[Rows from a layout dataset]
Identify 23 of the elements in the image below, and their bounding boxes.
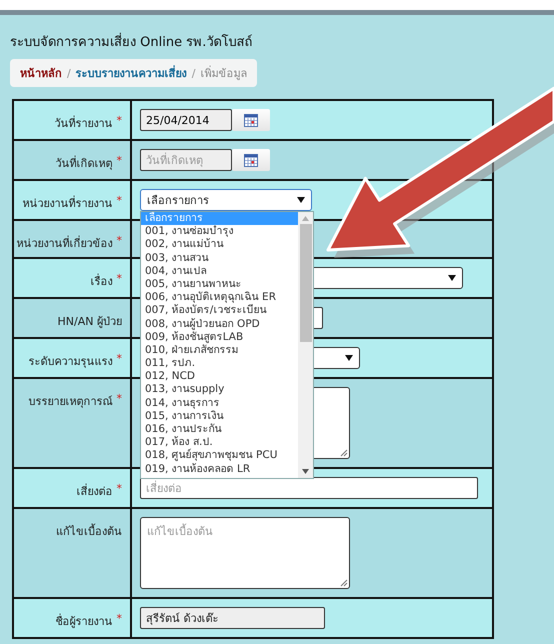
- field-label: วันที่เกิดเหตุ: [56, 154, 112, 172]
- breadcrumb-separator: /: [192, 66, 196, 80]
- field-label: วันที่รายงาน: [54, 114, 112, 132]
- field-label: เสี่ยงต่อ: [76, 482, 112, 500]
- required-mark: *: [116, 392, 122, 405]
- field-label: ชื่อผู้รายงาน: [56, 612, 112, 630]
- required-mark: *: [116, 272, 122, 285]
- required-mark: *: [116, 612, 122, 625]
- required-mark: *: [116, 114, 122, 127]
- required-mark: *: [116, 482, 122, 495]
- field-label: แก้ไขเบื้องต้น: [56, 522, 122, 540]
- field-label: บรรยายเหตุการณ์: [28, 394, 112, 410]
- field-label: เรื่อง: [90, 272, 112, 290]
- breadcrumb-separator: /: [67, 66, 71, 80]
- required-mark: *: [116, 154, 122, 167]
- field-label: HN/AN ผู้ป่วย: [58, 314, 122, 330]
- required-mark: *: [116, 194, 122, 207]
- required-mark: *: [116, 352, 122, 365]
- field-label: ระดับความรุนแรง: [28, 354, 112, 370]
- page-title: ระบบจัดการความเสี่ยง Online รพ.วัดโบสถ์: [10, 31, 544, 52]
- required-mark: *: [116, 234, 122, 247]
- field-label: หน่วยงานที่เกี่ยวข้อง: [16, 234, 112, 252]
- field-label: หน่วยงานที่รายงาน: [22, 194, 112, 212]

DIRECTIONS FOR THIS TASK: Copy all of the data above word for word, without the picture.

COMPLETE OUTPUT:
Identify 23 of the elements in the image below, and their bounding boxes.
- field-label: วันที่เกิดเหตุ: [56, 154, 112, 172]
- breadcrumb-separator: /: [192, 66, 196, 80]
- field-label: วันที่รายงาน: [54, 114, 112, 132]
- field-label: เสี่ยงต่อ: [76, 482, 112, 500]
- required-mark: *: [116, 392, 122, 405]
- field-label: ชื่อผู้รายงาน: [56, 612, 112, 630]
- required-mark: *: [116, 272, 122, 285]
- required-mark: *: [116, 612, 122, 625]
- required-mark: *: [116, 114, 122, 127]
- required-mark: *: [116, 482, 122, 495]
- field-label: แก้ไขเบื้องต้น: [56, 522, 122, 540]
- field-label: บรรยายเหตุการณ์: [28, 394, 112, 410]
- field-label: เรื่อง: [90, 272, 112, 290]
- breadcrumb-separator: /: [67, 66, 71, 80]
- required-mark: *: [116, 154, 122, 167]
- field-label: HN/AN ผู้ป่วย: [58, 314, 122, 330]
- required-mark: *: [116, 194, 122, 207]
- required-mark: *: [116, 352, 122, 365]
- field-label: ระดับความรุนแรง: [28, 354, 112, 370]
- page-title: ระบบจัดการความเสี่ยง Online รพ.วัดโบสถ์: [10, 31, 544, 52]
- required-mark: *: [116, 234, 122, 247]
- field-label: หน่วยงานที่เกี่ยวข้อง: [16, 234, 112, 252]
- field-label: หน่วยงานที่รายงาน: [22, 194, 112, 212]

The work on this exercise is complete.